I Suoi compiti >>
[a] Ripeta parola per parola l'intero brano della recensione che va da "Questo non è" giù fino a "che non sveleremo.".
[b] Secondo la recensione, quale ente ha organizzato la stagione di prosa del Teatro Sociale di Mantova?

Recensione >>
☆ ☆ ☆
Di Maria Luisa Abate. Mantova, Teatro Sociale: la finzione come via più efficace per arrivare alla realtà. Splendida Maria Paiato. Non da meno Granelli e D’Auria.
Leggerezza e ironia. Sono questi gli ingredienti, anzi le “parole d’ordine” che caratterizzano il testo e che hanno qualificato l’allestimento di Boston Marriage, commedia brillante andata in scena come ultimo titolo della stagione di prosa organizzata dalla Fondazione Artioli al Teatro Sociale di Mantova.
Il drammaturgo contemporaneo David Mamet (che detto per inciso condivide il giorno del compleanno con la scrivente, ma non l’anno!), sceneggiatore e regista per teatro e cinema dove ha firmato successi universalmente noti, premio Pulitzer e due volte candidato agli Oscar, sceglie la Boston di fine Ottocento per collocare la storia di due donne che in passato avevano fatto coppia e poi si erano perse di vista. Tratta insomma, con estrema levità, di quello che ha preso il nome di “matrimonio bostoniano”: una convivenza di donne sganciate dalla sudditanza maschile e che comporta talvolta, ma non sempre, implicazioni sentimentali.

Le due protagoniste si reincontrano e l’amicizia evolve in complicità quando quella che ha sedotto un riccone offre all’altra di condividere agi e vantaggi. «Certo che è sposato: altrimenti perché dovrebbe avere un’amante?» spiega Anna, la quale concede agli uomini la sola valenza di protettori.
Questo non è l’unico tema presente nella pièce, dove, tratteggiati con ironia, si trovano i concetti di libertà e indipendenza; ci si imbatte nelle regole imposte dalla società maschilista; si notano le differenze di classe intesa come casta e che portano a giochi di potere; si ravvisano le dinamiche relazionali e la finzione celata sotto le maschere imposte dalla società. Spicca la non-presenza degli uomini, assenze che si immaginano sullo sfondo e che meritano, come unica considerazione, il ricavarne appartamenti e collier di smeraldi grossi come noci. Salvo poi venire a sapere che…. ma questo è uno dei colpi di scena che non sveleremo.
☆ ☆ ☆
Dati raccolti >>
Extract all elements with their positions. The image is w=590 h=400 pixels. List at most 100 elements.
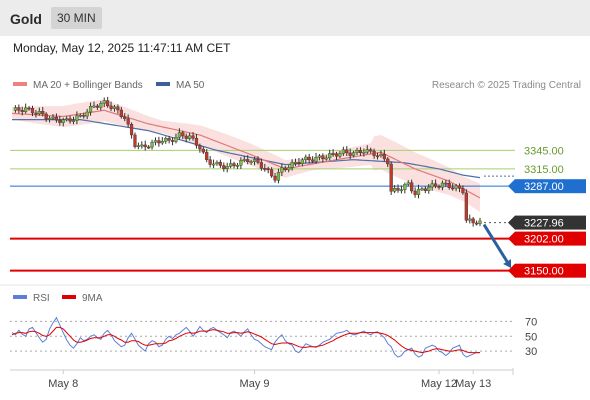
☆ ☆ ☆
Risposte fornite >>
[a]
Questo non è l’unico tema presente nella pièce, dove, tratteggiati con ironia, si trovano i concetti di libertà e indipendenza; ci si imbatte nelle regole imposte dalla società maschilista; si notano le differenze di classe intesa come casta e che portano a giochi di potere; si ravvisano le dinamiche relazionali e la finzione celata sotto le maschere imposte dalla società. Spicca la non-presenza degli uomini, assenze che si immaginano sullo sfondo e che meritano, come unica considerazione, il ricavarne appartamenti e collier di smeraldi grossi come noci. Salvo poi venire a sapere che…. ma questo è uno dei colpi di scena che non sveleremo.

[b] La Fondazione Artioli.